__TESTO__.

######

Il diritto all’aborto ha sostituito questa settimana la guerra in Ucraina come argomento principale del dibattito politico negli Stati Uniti. A determinare il cambiamento è stata una fuga di notizie senza precedenti dall’interno della Corte Suprema. Secondo il documento ottenuto dalla testata on-line Politico, il più alto tribunale americano avrebbe già deciso, con un voto della maggioranza dei suoi nove membri, di cancellare la protezione garantita a livello federale del diritto all’interruzione di gravidanza che, entro certi limiti, è fissato da quasi mezzo secolo proprio grazie a una storica sentenza della Corte Suprema.

 

La notizia si basa appunto sulla pubblicazione di una bozza del verdetto su cui almeno cinque giudici della Corte intendono convergere per ribaltare definitivamente la sentenza nel caso “Roe contro Wade” del 1973. Quest’ultima rappresenta l’elemento fondante del diritto costituzionale all’aborto negli USA ed è da tempo al centro degli attacchi del Partito Repubblicano e degli ambienti più retrogradi della società civile americana. Come principio generale, l’interruzione di gravidanza è legittima fino a quando il feto non è in grado di sopravvivere al di fuori dell’utero. Una seconda sentenza del 1992 – “Planned Parenthood contro Casey” – aveva in seguito confermato l’impianto stabilito dalla “Roe contro Wade”.

######

(Elenchi di coordinate dei riquadri)

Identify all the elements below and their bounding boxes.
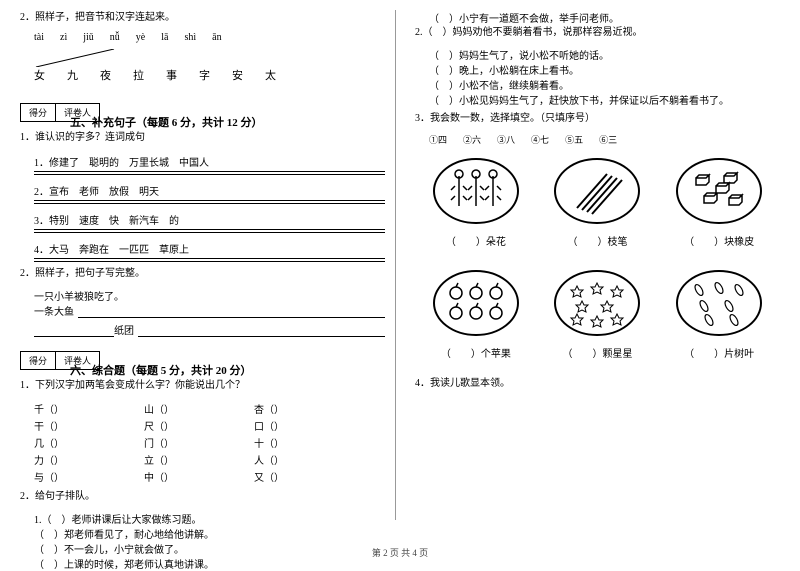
s5-q1: 1．谁认识的字多？连词成句 bbox=[20, 130, 385, 146]
pinyin-6: shì bbox=[184, 32, 196, 43]
figure-row-1: （ ）朵花 （ ）枝笔 bbox=[415, 156, 780, 248]
blank-line[interactable] bbox=[34, 203, 385, 204]
q2-intro: 2．照样子，把音节和汉字连起来。 bbox=[20, 10, 385, 26]
pinyin-1: zì bbox=[60, 32, 67, 43]
connect-line bbox=[34, 49, 385, 67]
s5-q2c: 纸团 bbox=[114, 322, 134, 337]
pinyin-0: tài bbox=[34, 32, 44, 43]
r-line-4[interactable]: （ ）小松不信，继续躺着看。 bbox=[429, 77, 780, 92]
q3-options: ①四 ②六 ③八 ④七 ⑤五 ⑥三 bbox=[429, 133, 780, 146]
opt-3: ④七 bbox=[531, 133, 549, 146]
s6-q2: 2．给句子排队。 bbox=[20, 489, 385, 505]
section-5-title: 五、补充句子（每题 6 分，共计 12 分） bbox=[70, 114, 385, 130]
column-divider bbox=[395, 10, 396, 520]
pinyin-row: tài zì jiǔ nǚ yè lā shì ān bbox=[34, 32, 385, 43]
s5-item-0[interactable]: 1．修建了 聪明的 万里长城 中国人 bbox=[34, 152, 385, 172]
opt-1: ②六 bbox=[463, 133, 481, 146]
s5-item-3[interactable]: 4．大马 奔跑在 一匹匹 草原上 bbox=[34, 239, 385, 259]
hanzi-4: 事 bbox=[166, 67, 177, 83]
apples-icon bbox=[431, 268, 521, 338]
fig-label[interactable]: （ ）片树叶 bbox=[674, 345, 764, 360]
r-line-2[interactable]: （ ）妈妈生气了，说小松不听她的话。 bbox=[429, 47, 780, 62]
r-line-3[interactable]: （ ）晚上，小松躺在床上看书。 bbox=[429, 62, 780, 77]
fig-label[interactable]: （ ）个苹果 bbox=[431, 345, 521, 360]
char-table: 千（）山（）杏（） 干（）尺（）口（） 几（）门（）十（） 力（）立（）人（） … bbox=[34, 400, 385, 485]
hanzi-7: 太 bbox=[265, 67, 276, 83]
hanzi-row: 女 九 夜 拉 事 字 安 太 bbox=[34, 67, 385, 83]
s5-q2a: 一只小羊被狼吃了。 bbox=[34, 288, 385, 303]
s5-item-2[interactable]: 3．特别 速度 快 新汽车 的 bbox=[34, 210, 385, 230]
blank-line[interactable] bbox=[34, 174, 385, 175]
erasers-icon bbox=[674, 156, 764, 226]
hanzi-0: 女 bbox=[34, 67, 45, 83]
right-column: （ ）小宁有一道题不会做，举手问老师。 2.（ ）妈妈劝他不要躺着看书，说那样容… bbox=[415, 10, 780, 530]
section-6-title: 六、综合题（每题 5 分，共计 20 分） bbox=[70, 362, 385, 378]
score-label: 得分 bbox=[21, 104, 56, 121]
r-line-0[interactable]: （ ）小宁有一道题不会做，举手问老师。 bbox=[429, 10, 780, 25]
hanzi-5: 字 bbox=[199, 67, 210, 83]
pinyin-2: jiǔ bbox=[83, 32, 94, 43]
s6-q1: 1．下列汉字加两笔会变成什么字？你能说出几个？ bbox=[20, 378, 385, 394]
q4-intro: 4．我读儿歌显本领。 bbox=[415, 376, 780, 392]
opt-4: ⑤五 bbox=[565, 133, 583, 146]
s6-q2-line-1[interactable]: （ ）郑老师看见了，耐心地给他讲解。 bbox=[34, 526, 385, 541]
score-label: 得分 bbox=[21, 352, 56, 369]
pinyin-3: nǚ bbox=[110, 32, 120, 43]
flowers-icon bbox=[431, 156, 521, 226]
q3-intro: 3．我会数一数，选择填空。（只填序号） bbox=[415, 111, 780, 127]
hanzi-1: 九 bbox=[67, 67, 78, 83]
fig-label[interactable]: （ ）枝笔 bbox=[552, 233, 642, 248]
hanzi-2: 夜 bbox=[100, 67, 111, 83]
s6-q2-line-0[interactable]: 1.（ ）老师讲课后让大家做练习题。 bbox=[34, 511, 385, 526]
s5-q2: 2．照样子，把句子写完整。 bbox=[20, 266, 385, 282]
left-column: 2．照样子，把音节和汉字连起来。 tài zì jiǔ nǚ yè lā shì… bbox=[20, 10, 385, 530]
pencils-icon bbox=[552, 156, 642, 226]
figure-row-2: （ ）个苹果 （ ）颗星星 bbox=[415, 268, 780, 360]
fig-label[interactable]: （ ）颗星星 bbox=[552, 345, 642, 360]
pinyin-4: yè bbox=[136, 32, 145, 43]
opt-2: ③八 bbox=[497, 133, 515, 146]
hanzi-6: 安 bbox=[232, 67, 243, 83]
page-footer: 第 2 页 共 4 页 bbox=[0, 546, 800, 559]
s5-q2b: 一条大鱼 bbox=[34, 303, 74, 318]
hanzi-3: 拉 bbox=[133, 67, 144, 83]
s5-item-1[interactable]: 2．宣布 老师 放假 明天 bbox=[34, 181, 385, 201]
leaves-icon bbox=[674, 268, 764, 338]
blank-line[interactable] bbox=[34, 261, 385, 262]
blank-line[interactable] bbox=[34, 232, 385, 233]
blank-input[interactable] bbox=[78, 303, 385, 318]
fig-label[interactable]: （ ）朵花 bbox=[431, 233, 521, 248]
opt-0: ①四 bbox=[429, 133, 447, 146]
fig-label[interactable]: （ ）块橡皮 bbox=[674, 233, 764, 248]
blank-input[interactable] bbox=[138, 322, 385, 337]
stars-icon bbox=[552, 268, 642, 338]
pinyin-7: ān bbox=[212, 32, 221, 43]
pinyin-5: lā bbox=[161, 32, 168, 43]
r-line-1[interactable]: 2.（ ）妈妈劝他不要躺着看书，说那样容易近视。 bbox=[415, 25, 780, 41]
opt-5: ⑥三 bbox=[599, 133, 617, 146]
blank-input[interactable] bbox=[34, 322, 114, 337]
r-line-5[interactable]: （ ）小松见妈妈生气了，赶快放下书，并保证以后不躺着看书了。 bbox=[429, 92, 780, 107]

######

__ISTRUZIONI DI LAVORO__.
(1) Secondo il testo sul diritto all'aborto, in quale anno fu pronunciata la sentenza nel caso “Roe contro Wade”?
(2) Nei record, riscrivi tutto ciò che va dalla riga contenente "s5-q1: 1．谁认识的字多？连词成句 bbox=[20, 130, 385, 146]" giù fino alla riga contenente "connect-line bbox=[34, 49, 385, 67]", sostituendo "blank-line" con "underline" e lasciando invariato tutto il resto.

__SOLUZIONI__.
(1) Nel 1973.

(2)
s5-q1: 1．谁认识的字多？连词成句 bbox=[20, 130, 385, 146]
pinyin-6: shì bbox=[184, 32, 196, 43]
figure-row-1: （ ）朵花 （ ）枝笔 bbox=[415, 156, 780, 248]
underline[interactable] bbox=[34, 203, 385, 204]
q2-intro: 2．照样子，把音节和汉字连起来。 bbox=[20, 10, 385, 26]
pinyin-1: zì bbox=[60, 32, 67, 43]
connect-line bbox=[34, 49, 385, 67]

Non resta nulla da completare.